*PROMPT*. Reproduce the listing exactly, with no pictures in your copy.

*SUPPLIED ENTRIES*.

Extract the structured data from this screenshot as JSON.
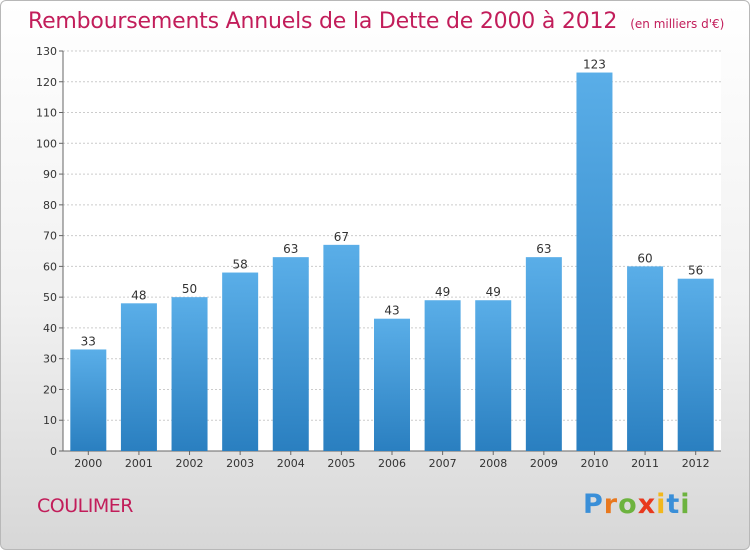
{
  "chart_data": {
    "type": "bar",
    "title": "Remboursements Annuels de la Dette de 2000 à 2012",
    "unit_label": "(en milliers d'€)",
    "categories": [
      "2000",
      "2001",
      "2002",
      "2003",
      "2004",
      "2005",
      "2006",
      "2007",
      "2008",
      "2009",
      "2010",
      "2011",
      "2012"
    ],
    "values": [
      33,
      48,
      50,
      58,
      63,
      67,
      43,
      49,
      49,
      63,
      123,
      60,
      56
    ],
    "ylim": [
      0,
      130
    ],
    "yticks": [
      0,
      10,
      20,
      30,
      40,
      50,
      60,
      70,
      80,
      90,
      100,
      110,
      120,
      130
    ],
    "grid": true,
    "bar_color_top": "#5aaee8",
    "bar_color_bottom": "#2a7fc0"
  },
  "commune": "COULIMER",
  "logo": {
    "letters": [
      {
        "char": "P",
        "color": "#3a8fd8"
      },
      {
        "char": "r",
        "color": "#e8781e"
      },
      {
        "char": "o",
        "color": "#6db33f"
      },
      {
        "char": "x",
        "color": "#e8391e"
      },
      {
        "char": "i",
        "color": "#f2b81c"
      },
      {
        "char": "t",
        "color": "#3a8fd8"
      },
      {
        "char": "i",
        "color": "#6db33f"
      }
    ]
  },
  "colors": {
    "accent": "#c21d5a",
    "grid": "#cccccc"
  }
}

*ANSWER TO THIS EXERCISE*.
Extract the structured data from this screenshot as JSON.
{
  "chart_data": {
    "type": "bar",
    "title": "Remboursements Annuels de la Dette de 2000 à 2012",
    "unit_label": "(en milliers d'€)",
    "categories": [
      "2000",
      "2001",
      "2002",
      "2003",
      "2004",
      "2005",
      "2006",
      "2007",
      "2008",
      "2009",
      "2010",
      "2011",
      "2012"
    ],
    "values": [
      33,
      48,
      50,
      58,
      63,
      67,
      43,
      49,
      49,
      63,
      123,
      60,
      56
    ],
    "ylim": [
      0,
      130
    ],
    "yticks": [
      0,
      10,
      20,
      30,
      40,
      50,
      60,
      70,
      80,
      90,
      100,
      110,
      120,
      130
    ],
    "grid": true,
    "bar_color_top": "#5aaee8",
    "bar_color_bottom": "#2a7fc0"
  },
  "commune": "COULIMER",
  "logo": {
    "letters": [
      {
        "char": "P",
        "color": "#3a8fd8"
      },
      {
        "char": "r",
        "color": "#e8781e"
      },
      {
        "char": "o",
        "color": "#6db33f"
      },
      {
        "char": "x",
        "color": "#e8391e"
      },
      {
        "char": "i",
        "color": "#f2b81c"
      },
      {
        "char": "t",
        "color": "#3a8fd8"
      },
      {
        "char": "i",
        "color": "#6db33f"
      }
    ]
  },
  "colors": {
    "accent": "#c21d5a",
    "grid": "#cccccc"
  }
}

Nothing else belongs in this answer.